=== SOURCE DATA ===
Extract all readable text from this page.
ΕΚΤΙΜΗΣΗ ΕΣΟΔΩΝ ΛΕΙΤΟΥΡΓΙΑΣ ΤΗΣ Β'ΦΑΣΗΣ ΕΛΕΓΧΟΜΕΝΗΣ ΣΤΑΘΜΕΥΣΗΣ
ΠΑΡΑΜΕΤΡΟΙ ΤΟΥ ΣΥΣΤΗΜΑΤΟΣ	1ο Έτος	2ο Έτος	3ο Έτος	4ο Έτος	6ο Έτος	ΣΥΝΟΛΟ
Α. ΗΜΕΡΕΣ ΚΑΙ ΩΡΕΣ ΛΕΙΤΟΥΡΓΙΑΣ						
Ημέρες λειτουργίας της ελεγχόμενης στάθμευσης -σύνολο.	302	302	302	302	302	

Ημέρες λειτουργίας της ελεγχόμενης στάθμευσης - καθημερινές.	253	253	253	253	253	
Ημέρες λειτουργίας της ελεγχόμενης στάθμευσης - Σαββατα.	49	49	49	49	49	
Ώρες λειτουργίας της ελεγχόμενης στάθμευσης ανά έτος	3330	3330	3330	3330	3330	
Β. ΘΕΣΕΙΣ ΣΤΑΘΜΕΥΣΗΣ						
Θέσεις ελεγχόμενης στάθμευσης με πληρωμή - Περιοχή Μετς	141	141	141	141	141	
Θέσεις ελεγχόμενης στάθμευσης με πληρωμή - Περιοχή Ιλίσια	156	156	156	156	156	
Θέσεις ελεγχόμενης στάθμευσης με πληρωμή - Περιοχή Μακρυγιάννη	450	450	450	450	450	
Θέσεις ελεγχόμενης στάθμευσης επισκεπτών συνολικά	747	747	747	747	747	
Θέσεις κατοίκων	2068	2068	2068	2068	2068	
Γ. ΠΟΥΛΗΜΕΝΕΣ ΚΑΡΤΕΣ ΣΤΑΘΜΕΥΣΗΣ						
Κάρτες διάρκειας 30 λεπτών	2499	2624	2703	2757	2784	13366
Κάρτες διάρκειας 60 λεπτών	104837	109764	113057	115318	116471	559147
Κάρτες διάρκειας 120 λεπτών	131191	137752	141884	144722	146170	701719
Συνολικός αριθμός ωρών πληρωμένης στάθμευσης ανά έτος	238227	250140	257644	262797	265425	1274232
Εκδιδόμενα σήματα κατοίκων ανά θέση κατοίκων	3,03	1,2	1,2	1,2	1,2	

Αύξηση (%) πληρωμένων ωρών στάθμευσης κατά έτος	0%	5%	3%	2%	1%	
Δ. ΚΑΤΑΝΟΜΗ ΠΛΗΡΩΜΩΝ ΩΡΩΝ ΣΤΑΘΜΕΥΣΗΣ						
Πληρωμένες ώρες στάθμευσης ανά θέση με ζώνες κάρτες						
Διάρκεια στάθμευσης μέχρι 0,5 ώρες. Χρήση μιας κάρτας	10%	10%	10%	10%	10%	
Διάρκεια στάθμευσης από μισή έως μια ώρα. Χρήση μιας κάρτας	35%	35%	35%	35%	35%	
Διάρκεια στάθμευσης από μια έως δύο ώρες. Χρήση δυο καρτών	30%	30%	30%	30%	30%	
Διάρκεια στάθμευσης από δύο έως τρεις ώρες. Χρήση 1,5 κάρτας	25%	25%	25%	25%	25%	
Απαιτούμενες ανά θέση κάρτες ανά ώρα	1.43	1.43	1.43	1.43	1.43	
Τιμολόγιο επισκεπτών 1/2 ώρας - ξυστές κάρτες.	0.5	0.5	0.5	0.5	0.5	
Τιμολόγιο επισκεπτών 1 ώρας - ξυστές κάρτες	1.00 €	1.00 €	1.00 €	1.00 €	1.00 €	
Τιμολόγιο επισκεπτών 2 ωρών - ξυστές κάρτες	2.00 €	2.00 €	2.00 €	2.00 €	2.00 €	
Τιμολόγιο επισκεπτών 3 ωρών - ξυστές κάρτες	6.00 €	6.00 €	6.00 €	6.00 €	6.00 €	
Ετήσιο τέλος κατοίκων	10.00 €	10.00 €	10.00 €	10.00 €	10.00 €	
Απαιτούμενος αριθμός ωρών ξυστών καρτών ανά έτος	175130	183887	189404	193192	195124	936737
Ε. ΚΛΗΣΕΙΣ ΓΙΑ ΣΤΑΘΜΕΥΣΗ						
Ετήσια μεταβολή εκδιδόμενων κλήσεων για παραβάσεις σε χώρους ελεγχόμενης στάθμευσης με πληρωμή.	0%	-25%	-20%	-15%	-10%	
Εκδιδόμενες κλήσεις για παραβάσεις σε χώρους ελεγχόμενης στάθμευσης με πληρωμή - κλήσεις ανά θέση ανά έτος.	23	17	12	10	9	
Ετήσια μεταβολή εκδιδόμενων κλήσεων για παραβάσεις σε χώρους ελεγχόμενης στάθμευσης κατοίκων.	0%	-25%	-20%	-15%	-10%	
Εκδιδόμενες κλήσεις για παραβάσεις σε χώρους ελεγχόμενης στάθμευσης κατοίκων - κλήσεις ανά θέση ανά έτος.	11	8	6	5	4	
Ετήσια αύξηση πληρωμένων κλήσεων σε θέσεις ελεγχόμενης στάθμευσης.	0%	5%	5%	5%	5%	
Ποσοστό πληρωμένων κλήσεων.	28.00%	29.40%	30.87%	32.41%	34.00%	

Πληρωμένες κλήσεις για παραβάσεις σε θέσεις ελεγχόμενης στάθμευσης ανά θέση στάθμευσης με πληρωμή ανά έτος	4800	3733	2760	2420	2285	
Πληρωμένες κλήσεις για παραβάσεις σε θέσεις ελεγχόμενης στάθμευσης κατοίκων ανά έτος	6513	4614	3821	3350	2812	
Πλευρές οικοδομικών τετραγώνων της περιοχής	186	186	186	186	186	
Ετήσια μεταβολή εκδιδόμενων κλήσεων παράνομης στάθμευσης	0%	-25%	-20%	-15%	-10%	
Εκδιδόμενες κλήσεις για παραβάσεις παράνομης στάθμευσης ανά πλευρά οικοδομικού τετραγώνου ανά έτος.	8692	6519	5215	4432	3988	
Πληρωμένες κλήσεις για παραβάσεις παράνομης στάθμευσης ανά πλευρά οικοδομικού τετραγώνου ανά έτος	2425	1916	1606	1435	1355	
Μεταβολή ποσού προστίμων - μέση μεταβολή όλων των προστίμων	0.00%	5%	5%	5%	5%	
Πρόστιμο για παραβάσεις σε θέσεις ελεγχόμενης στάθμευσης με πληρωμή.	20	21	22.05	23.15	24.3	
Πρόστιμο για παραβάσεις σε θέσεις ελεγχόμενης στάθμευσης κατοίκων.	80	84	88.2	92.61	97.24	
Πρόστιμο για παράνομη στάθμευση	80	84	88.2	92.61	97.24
===
• INSTRUCTIONS TO FOLLOW:
Each line above is to be repeated exactly.

• ANSWER TO THIS EXERCISE:
Extract all readable text from this page.
ΕΚΤΙΜΗΣΗ ΕΣΟΔΩΝ ΛΕΙΤΟΥΡΓΙΑΣ ΤΗΣ Β'ΦΑΣΗΣ ΕΛΕΓΧΟΜΕΝΗΣ ΣΤΑΘΜΕΥΣΗΣ
ΠΑΡΑΜΕΤΡΟΙ ΤΟΥ ΣΥΣΤΗΜΑΤΟΣ	1ο Έτος	2ο Έτος	3ο Έτος	4ο Έτος	6ο Έτος	ΣΥΝΟΛΟ
Α. ΗΜΕΡΕΣ ΚΑΙ ΩΡΕΣ ΛΕΙΤΟΥΡΓΙΑΣ						
Ημέρες λειτουργίας της ελεγχόμενης στάθμευσης -σύνολο.	302	302	302	302	302	

Ημέρες λειτουργίας της ελεγχόμενης στάθμευσης - καθημερινές.	253	253	253	253	253	
Ημέρες λειτουργίας της ελεγχόμενης στάθμευσης - Σαββατα.	49	49	49	49	49	
Ώρες λειτουργίας της ελεγχόμενης στάθμευσης ανά έτος	3330	3330	3330	3330	3330	
Β. ΘΕΣΕΙΣ ΣΤΑΘΜΕΥΣΗΣ						
Θέσεις ελεγχόμενης στάθμευσης με πληρωμή - Περιοχή Μετς	141	141	141	141	141	
Θέσεις ελεγχόμενης στάθμευσης με πληρωμή - Περιοχή Ιλίσια	156	156	156	156	156	
Θέσεις ελεγχόμενης στάθμευσης με πληρωμή - Περιοχή Μακρυγιάννη	450	450	450	450	450	
Θέσεις ελεγχόμενης στάθμευσης επισκεπτών συνολικά	747	747	747	747	747	
Θέσεις κατοίκων	2068	2068	2068	2068	2068	
Γ. ΠΟΥΛΗΜΕΝΕΣ ΚΑΡΤΕΣ ΣΤΑΘΜΕΥΣΗΣ						
Κάρτες διάρκειας 30 λεπτών	2499	2624	2703	2757	2784	13366
Κάρτες διάρκειας 60 λεπτών	104837	109764	113057	115318	116471	559147
Κάρτες διάρκειας 120 λεπτών	131191	137752	141884	144722	146170	701719
Συνολικός αριθμός ωρών πληρωμένης στάθμευσης ανά έτος	238227	250140	257644	262797	265425	1274232
Εκδιδόμενα σήματα κατοίκων ανά θέση κατοίκων	3,03	1,2	1,2	1,2	1,2	

Αύξηση (%) πληρωμένων ωρών στάθμευσης κατά έτος	0%	5%	3%	2%	1%	
Δ. ΚΑΤΑΝΟΜΗ ΠΛΗΡΩΜΩΝ ΩΡΩΝ ΣΤΑΘΜΕΥΣΗΣ						
Πληρωμένες ώρες στάθμευσης ανά θέση με ζώνες κάρτες						
Διάρκεια στάθμευσης μέχρι 0,5 ώρες. Χρήση μιας κάρτας	10%	10%	10%	10%	10%	
Διάρκεια στάθμευσης από μισή έως μια ώρα. Χρήση μιας κάρτας	35%	35%	35%	35%	35%	
Διάρκεια στάθμευσης από μια έως δύο ώρες. Χρήση δυο καρτών	30%	30%	30%	30%	30%	
Διάρκεια στάθμευσης από δύο έως τρεις ώρες. Χρήση 1,5 κάρτας	25%	25%	25%	25%	25%	
Απαιτούμενες ανά θέση κάρτες ανά ώρα	1.43	1.43	1.43	1.43	1.43	
Τιμολόγιο επισκεπτών 1/2 ώρας - ξυστές κάρτες.	0.5	0.5	0.5	0.5	0.5	
Τιμολόγιο επισκεπτών 1 ώρας - ξυστές κάρτες	1.00 €	1.00 €	1.00 €	1.00 €	1.00 €	
Τιμολόγιο επισκεπτών 2 ωρών - ξυστές κάρτες	2.00 €	2.00 €	2.00 €	2.00 €	2.00 €	
Τιμολόγιο επισκεπτών 3 ωρών - ξυστές κάρτες	6.00 €	6.00 €	6.00 €	6.00 €	6.00 €	
Ετήσιο τέλος κατοίκων	10.00 €	10.00 €	10.00 €	10.00 €	10.00 €	
Απαιτούμενος αριθμός ωρών ξυστών καρτών ανά έτος	175130	183887	189404	193192	195124	936737
Ε. ΚΛΗΣΕΙΣ ΓΙΑ ΣΤΑΘΜΕΥΣΗ						
Ετήσια μεταβολή εκδιδόμενων κλήσεων για παραβάσεις σε χώρους ελεγχόμενης στάθμευσης με πληρωμή.	0%	-25%	-20%	-15%	-10%	
Εκδιδόμενες κλήσεις για παραβάσεις σε χώρους ελεγχόμενης στάθμευσης με πληρωμή - κλήσεις ανά θέση ανά έτος.	23	17	12	10	9	
Ετήσια μεταβολή εκδιδόμενων κλήσεων για παραβάσεις σε χώρους ελεγχόμενης στάθμευσης κατοίκων.	0%	-25%	-20%	-15%	-10%	
Εκδιδόμενες κλήσεις για παραβάσεις σε χώρους ελεγχόμενης στάθμευσης κατοίκων - κλήσεις ανά θέση ανά έτος.	11	8	6	5	4	
Ετήσια αύξηση πληρωμένων κλήσεων σε θέσεις ελεγχόμενης στάθμευσης.	0%	5%	5%	5%	5%	
Ποσοστό πληρωμένων κλήσεων.	28.00%	29.40%	30.87%	32.41%	34.00%	

Πληρωμένες κλήσεις για παραβάσεις σε θέσεις ελεγχόμενης στάθμευσης ανά θέση στάθμευσης με πληρωμή ανά έτος	4800	3733	2760	2420	2285	
Πληρωμένες κλήσεις για παραβάσεις σε θέσεις ελεγχόμενης στάθμευσης κατοίκων ανά έτος	6513	4614	3821	3350	2812	
Πλευρές οικοδομικών τετραγώνων της περιοχής	186	186	186	186	186	
Ετήσια μεταβολή εκδιδόμενων κλήσεων παράνομης στάθμευσης	0%	-25%	-20%	-15%	-10%	
Εκδιδόμενες κλήσεις για παραβάσεις παράνομης στάθμευσης ανά πλευρά οικοδομικού τετραγώνου ανά έτος.	8692	6519	5215	4432	3988	
Πληρωμένες κλήσεις για παραβάσεις παράνομης στάθμευσης ανά πλευρά οικοδομικού τετραγώνου ανά έτος	2425	1916	1606	1435	1355	
Μεταβολή ποσού προστίμων - μέση μεταβολή όλων των προστίμων	0.00%	5%	5%	5%	5%	
Πρόστιμο για παραβάσεις σε θέσεις ελεγχόμενης στάθμευσης με πληρωμή.	20	21	22.05	23.15	24.3	
Πρόστιμο για παραβάσεις σε θέσεις ελεγχόμενης στάθμευσης κατοίκων.	80	84	88.2	92.61	97.24	
Πρόστιμο για παράνομη στάθμευση	80	84	88.2	92.61	97.24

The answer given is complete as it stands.